# START OF Exercise data
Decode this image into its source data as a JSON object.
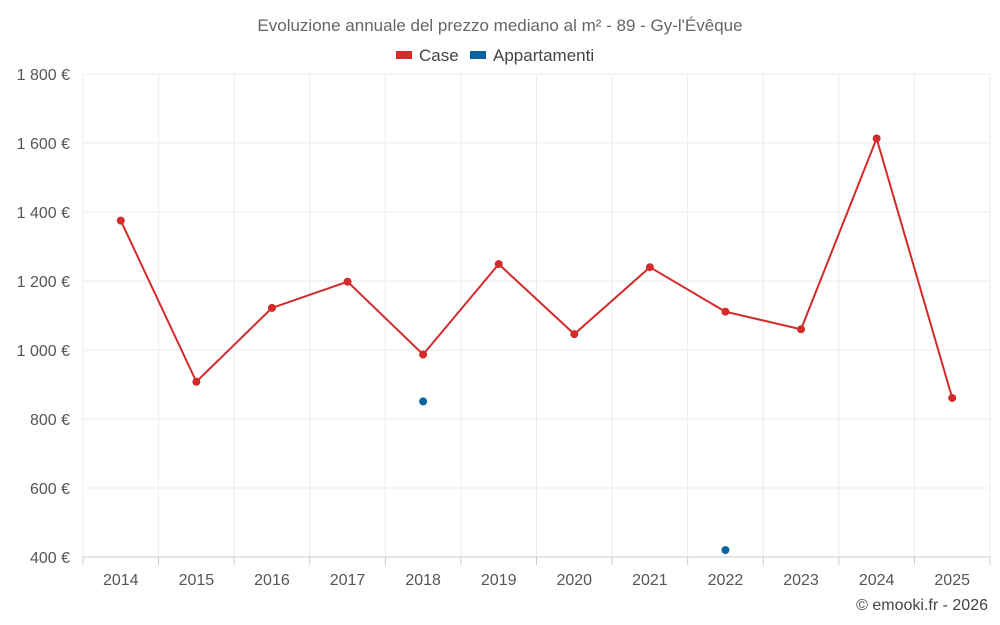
{
  "chart_data": {
    "type": "line",
    "title": "Evoluzione annuale del prezzo mediano al m² - 89 - Gy-l'Évêque",
    "categories": [
      "2014",
      "2015",
      "2016",
      "2017",
      "2018",
      "2019",
      "2020",
      "2021",
      "2022",
      "2023",
      "2024",
      "2025"
    ],
    "series": [
      {
        "name": "Case",
        "color": "#d32a2a",
        "values": [
          1375,
          908,
          1122,
          1198,
          987,
          1249,
          1046,
          1240,
          1111,
          1060,
          1613,
          861
        ]
      },
      {
        "name": "Appartamenti",
        "color": "#0b64a0",
        "values": [
          null,
          null,
          null,
          null,
          851,
          null,
          null,
          null,
          420,
          null,
          null,
          null
        ]
      }
    ],
    "ylim": [
      400,
      1800
    ],
    "yticks": [
      400,
      600,
      800,
      1000,
      1200,
      1400,
      1600,
      1800
    ],
    "ytick_labels": [
      "400 €",
      "600 €",
      "800 €",
      "1 000 €",
      "1 200 €",
      "1 400 €",
      "1 600 €",
      "1 800 €"
    ],
    "legend_position": "top-center",
    "grid": true
  },
  "credit": "© emooki.fr - 2026"
}
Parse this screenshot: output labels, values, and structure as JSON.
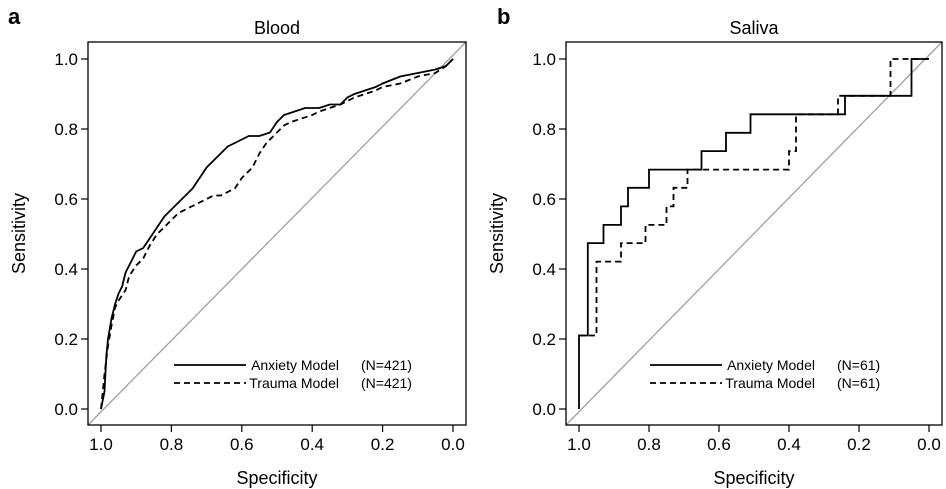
{
  "chart_data": [
    {
      "type": "line",
      "panel_label": "a",
      "title": "Blood",
      "xlabel": "Specificity",
      "ylabel": "Sensitivity",
      "xlim": [
        1.0,
        0.0
      ],
      "ylim": [
        0.0,
        1.0
      ],
      "x_reversed": true,
      "xticks": [
        "1.0",
        "0.8",
        "0.6",
        "0.4",
        "0.2",
        "0.0"
      ],
      "yticks": [
        "0.0",
        "0.2",
        "0.4",
        "0.6",
        "0.8",
        "1.0"
      ],
      "grid": false,
      "legend_position": "bottom-right",
      "reference_line": true,
      "series": [
        {
          "name": "Anxiety Model",
          "n_label": "(N=421)",
          "line_style": "solid",
          "x": [
            1.0,
            0.99,
            0.985,
            0.98,
            0.97,
            0.96,
            0.95,
            0.94,
            0.93,
            0.91,
            0.9,
            0.88,
            0.86,
            0.84,
            0.82,
            0.8,
            0.78,
            0.76,
            0.74,
            0.72,
            0.7,
            0.68,
            0.66,
            0.64,
            0.62,
            0.6,
            0.58,
            0.55,
            0.52,
            0.5,
            0.48,
            0.45,
            0.42,
            0.38,
            0.35,
            0.32,
            0.3,
            0.28,
            0.25,
            0.22,
            0.2,
            0.15,
            0.1,
            0.05,
            0.02,
            0.0
          ],
          "y": [
            0.0,
            0.05,
            0.15,
            0.2,
            0.26,
            0.3,
            0.33,
            0.35,
            0.39,
            0.43,
            0.45,
            0.46,
            0.49,
            0.52,
            0.55,
            0.57,
            0.59,
            0.61,
            0.63,
            0.66,
            0.69,
            0.71,
            0.73,
            0.75,
            0.76,
            0.77,
            0.78,
            0.78,
            0.79,
            0.82,
            0.84,
            0.85,
            0.86,
            0.86,
            0.87,
            0.87,
            0.89,
            0.9,
            0.91,
            0.92,
            0.93,
            0.95,
            0.96,
            0.97,
            0.98,
            1.0
          ]
        },
        {
          "name": "Trauma Model",
          "n_label": "(N=421)",
          "line_style": "dashed",
          "x": [
            1.0,
            0.995,
            0.99,
            0.98,
            0.97,
            0.96,
            0.95,
            0.93,
            0.92,
            0.9,
            0.88,
            0.86,
            0.84,
            0.82,
            0.8,
            0.78,
            0.76,
            0.74,
            0.72,
            0.7,
            0.68,
            0.66,
            0.64,
            0.62,
            0.6,
            0.57,
            0.55,
            0.53,
            0.5,
            0.48,
            0.46,
            0.43,
            0.4,
            0.38,
            0.35,
            0.32,
            0.3,
            0.28,
            0.25,
            0.22,
            0.2,
            0.15,
            0.1,
            0.05,
            0.02,
            0.0
          ],
          "y": [
            0.0,
            0.05,
            0.1,
            0.18,
            0.24,
            0.29,
            0.31,
            0.34,
            0.38,
            0.41,
            0.43,
            0.47,
            0.5,
            0.52,
            0.54,
            0.56,
            0.57,
            0.58,
            0.59,
            0.6,
            0.61,
            0.61,
            0.62,
            0.63,
            0.66,
            0.69,
            0.73,
            0.76,
            0.79,
            0.81,
            0.82,
            0.83,
            0.84,
            0.85,
            0.86,
            0.87,
            0.88,
            0.89,
            0.9,
            0.91,
            0.92,
            0.93,
            0.95,
            0.96,
            0.98,
            1.0
          ]
        }
      ]
    },
    {
      "type": "line",
      "panel_label": "b",
      "title": "Saliva",
      "xlabel": "Specificity",
      "ylabel": "Sensitivity",
      "xlim": [
        1.0,
        0.0
      ],
      "ylim": [
        0.0,
        1.0
      ],
      "x_reversed": true,
      "xticks": [
        "1.0",
        "0.8",
        "0.6",
        "0.4",
        "0.2",
        "0.0"
      ],
      "yticks": [
        "0.0",
        "0.2",
        "0.4",
        "0.6",
        "0.8",
        "1.0"
      ],
      "grid": false,
      "legend_position": "bottom-right",
      "reference_line": true,
      "series": [
        {
          "name": "Anxiety Model",
          "n_label": "(N=61)",
          "line_style": "solid",
          "x": [
            1.0,
            1.0,
            0.975,
            0.975,
            0.93,
            0.93,
            0.88,
            0.88,
            0.86,
            0.86,
            0.83,
            0.83,
            0.8,
            0.8,
            0.65,
            0.65,
            0.58,
            0.58,
            0.51,
            0.51,
            0.24,
            0.24,
            0.05,
            0.05,
            0.0
          ],
          "y": [
            0.0,
            0.21,
            0.21,
            0.474,
            0.474,
            0.526,
            0.526,
            0.579,
            0.579,
            0.632,
            0.632,
            0.632,
            0.632,
            0.684,
            0.684,
            0.737,
            0.737,
            0.789,
            0.789,
            0.842,
            0.842,
            0.895,
            0.895,
            1.0,
            1.0
          ]
        },
        {
          "name": "Trauma Model",
          "n_label": "(N=61)",
          "line_style": "dashed",
          "x": [
            1.0,
            0.95,
            0.95,
            0.93,
            0.93,
            0.88,
            0.88,
            0.86,
            0.86,
            0.81,
            0.81,
            0.75,
            0.75,
            0.73,
            0.73,
            0.69,
            0.69,
            0.4,
            0.4,
            0.38,
            0.38,
            0.26,
            0.26,
            0.24,
            0.24,
            0.11,
            0.11,
            0.02,
            0.02,
            0.0
          ],
          "y": [
            0.21,
            0.21,
            0.421,
            0.421,
            0.421,
            0.421,
            0.474,
            0.474,
            0.474,
            0.474,
            0.526,
            0.526,
            0.579,
            0.579,
            0.632,
            0.632,
            0.684,
            0.684,
            0.737,
            0.737,
            0.842,
            0.842,
            0.895,
            0.895,
            0.895,
            0.895,
            1.0,
            1.0,
            1.0,
            1.0
          ]
        }
      ]
    }
  ]
}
# END OF Exercise data
▶ [Stated goal] Repeat the records above exactly, leaving out the pictures.

▶ [Written answer]
Decode this image into its source data as a JSON object.
{
  "chart_data": {
    "type": "line",
    "title": "Evoluzione annuale del prezzo mediano al m² - 89 - Gy-l'Évêque",
    "categories": [
      "2014",
      "2015",
      "2016",
      "2017",
      "2018",
      "2019",
      "2020",
      "2021",
      "2022",
      "2023",
      "2024",
      "2025"
    ],
    "series": [
      {
        "name": "Case",
        "color": "#d32a2a",
        "values": [
          1375,
          908,
          1122,
          1198,
          987,
          1249,
          1046,
          1240,
          1111,
          1060,
          1613,
          861
        ]
      },
      {
        "name": "Appartamenti",
        "color": "#0b64a0",
        "values": [
          null,
          null,
          null,
          null,
          851,
          null,
          null,
          null,
          420,
          null,
          null,
          null
        ]
      }
    ],
    "ylim": [
      400,
      1800
    ],
    "yticks": [
      400,
      600,
      800,
      1000,
      1200,
      1400,
      1600,
      1800
    ],
    "ytick_labels": [
      "400 €",
      "600 €",
      "800 €",
      "1 000 €",
      "1 200 €",
      "1 400 €",
      "1 600 €",
      "1 800 €"
    ],
    "legend_position": "top-center",
    "grid": true
  },
  "credit": "© emooki.fr - 2026"
}
Parse this screenshot: output labels, values, and structure as JSON.
{
  "chart_data": [
    {
      "type": "line",
      "panel_label": "a",
      "title": "Blood",
      "xlabel": "Specificity",
      "ylabel": "Sensitivity",
      "xlim": [
        1.0,
        0.0
      ],
      "ylim": [
        0.0,
        1.0
      ],
      "x_reversed": true,
      "xticks": [
        "1.0",
        "0.8",
        "0.6",
        "0.4",
        "0.2",
        "0.0"
      ],
      "yticks": [
        "0.0",
        "0.2",
        "0.4",
        "0.6",
        "0.8",
        "1.0"
      ],
      "grid": false,
      "legend_position": "bottom-right",
      "reference_line": true,
      "series": [
        {
          "name": "Anxiety Model",
          "n_label": "(N=421)",
          "line_style": "solid",
          "x": [
            1.0,
            0.99,
            0.985,
            0.98,
            0.97,
            0.96,
            0.95,
            0.94,
            0.93,
            0.91,
            0.9,
            0.88,
            0.86,
            0.84,
            0.82,
            0.8,
            0.78,
            0.76,
            0.74,
            0.72,
            0.7,
            0.68,
            0.66,
            0.64,
            0.62,
            0.6,
            0.58,
            0.55,
            0.52,
            0.5,
            0.48,
            0.45,
            0.42,
            0.38,
            0.35,
            0.32,
            0.3,
            0.28,
            0.25,
            0.22,
            0.2,
            0.15,
            0.1,
            0.05,
            0.02,
            0.0
          ],
          "y": [
            0.0,
            0.05,
            0.15,
            0.2,
            0.26,
            0.3,
            0.33,
            0.35,
            0.39,
            0.43,
            0.45,
            0.46,
            0.49,
            0.52,
            0.55,
            0.57,
            0.59,
            0.61,
            0.63,
            0.66,
            0.69,
            0.71,
            0.73,
            0.75,
            0.76,
            0.77,
            0.78,
            0.78,
            0.79,
            0.82,
            0.84,
            0.85,
            0.86,
            0.86,
            0.87,
            0.87,
            0.89,
            0.9,
            0.91,
            0.92,
            0.93,
            0.95,
            0.96,
            0.97,
            0.98,
            1.0
          ]
        },
        {
          "name": "Trauma Model",
          "n_label": "(N=421)",
          "line_style": "dashed",
          "x": [
            1.0,
            0.995,
            0.99,
            0.98,
            0.97,
            0.96,
            0.95,
            0.93,
            0.92,
            0.9,
            0.88,
            0.86,
            0.84,
            0.82,
            0.8,
            0.78,
            0.76,
            0.74,
            0.72,
            0.7,
            0.68,
            0.66,
            0.64,
            0.62,
            0.6,
            0.57,
            0.55,
            0.53,
            0.5,
            0.48,
            0.46,
            0.43,
            0.4,
            0.38,
            0.35,
            0.32,
            0.3,
            0.28,
            0.25,
            0.22,
            0.2,
            0.15,
            0.1,
            0.05,
            0.02,
            0.0
          ],
          "y": [
            0.0,
            0.05,
            0.1,
            0.18,
            0.24,
            0.29,
            0.31,
            0.34,
            0.38,
            0.41,
            0.43,
            0.47,
            0.5,
            0.52,
            0.54,
            0.56,
            0.57,
            0.58,
            0.59,
            0.6,
            0.61,
            0.61,
            0.62,
            0.63,
            0.66,
            0.69,
            0.73,
            0.76,
            0.79,
            0.81,
            0.82,
            0.83,
            0.84,
            0.85,
            0.86,
            0.87,
            0.88,
            0.89,
            0.9,
            0.91,
            0.92,
            0.93,
            0.95,
            0.96,
            0.98,
            1.0
          ]
        }
      ]
    },
    {
      "type": "line",
      "panel_label": "b",
      "title": "Saliva",
      "xlabel": "Specificity",
      "ylabel": "Sensitivity",
      "xlim": [
        1.0,
        0.0
      ],
      "ylim": [
        0.0,
        1.0
      ],
      "x_reversed": true,
      "xticks": [
        "1.0",
        "0.8",
        "0.6",
        "0.4",
        "0.2",
        "0.0"
      ],
      "yticks": [
        "0.0",
        "0.2",
        "0.4",
        "0.6",
        "0.8",
        "1.0"
      ],
      "grid": false,
      "legend_position": "bottom-right",
      "reference_line": true,
      "series": [
        {
          "name": "Anxiety Model",
          "n_label": "(N=61)",
          "line_style": "solid",
          "x": [
            1.0,
            1.0,
            0.975,
            0.975,
            0.93,
            0.93,
            0.88,
            0.88,
            0.86,
            0.86,
            0.83,
            0.83,
            0.8,
            0.8,
            0.65,
            0.65,
            0.58,
            0.58,
            0.51,
            0.51,
            0.24,
            0.24,
            0.05,
            0.05,
            0.0
          ],
          "y": [
            0.0,
            0.21,
            0.21,
            0.474,
            0.474,
            0.526,
            0.526,
            0.579,
            0.579,
            0.632,
            0.632,
            0.632,
            0.632,
            0.684,
            0.684,
            0.737,
            0.737,
            0.789,
            0.789,
            0.842,
            0.842,
            0.895,
            0.895,
            1.0,
            1.0
          ]
        },
        {
          "name": "Trauma Model",
          "n_label": "(N=61)",
          "line_style": "dashed",
          "x": [
            1.0,
            0.95,
            0.95,
            0.93,
            0.93,
            0.88,
            0.88,
            0.86,
            0.86,
            0.81,
            0.81,
            0.75,
            0.75,
            0.73,
            0.73,
            0.69,
            0.69,
            0.4,
            0.4,
            0.38,
            0.38,
            0.26,
            0.26,
            0.24,
            0.24,
            0.11,
            0.11,
            0.02,
            0.02,
            0.0
          ],
          "y": [
            0.21,
            0.21,
            0.421,
            0.421,
            0.421,
            0.421,
            0.474,
            0.474,
            0.474,
            0.474,
            0.526,
            0.526,
            0.579,
            0.579,
            0.632,
            0.632,
            0.684,
            0.684,
            0.737,
            0.737,
            0.842,
            0.842,
            0.895,
            0.895,
            0.895,
            0.895,
            1.0,
            1.0,
            1.0,
            1.0
          ]
        }
      ]
    }
  ]
}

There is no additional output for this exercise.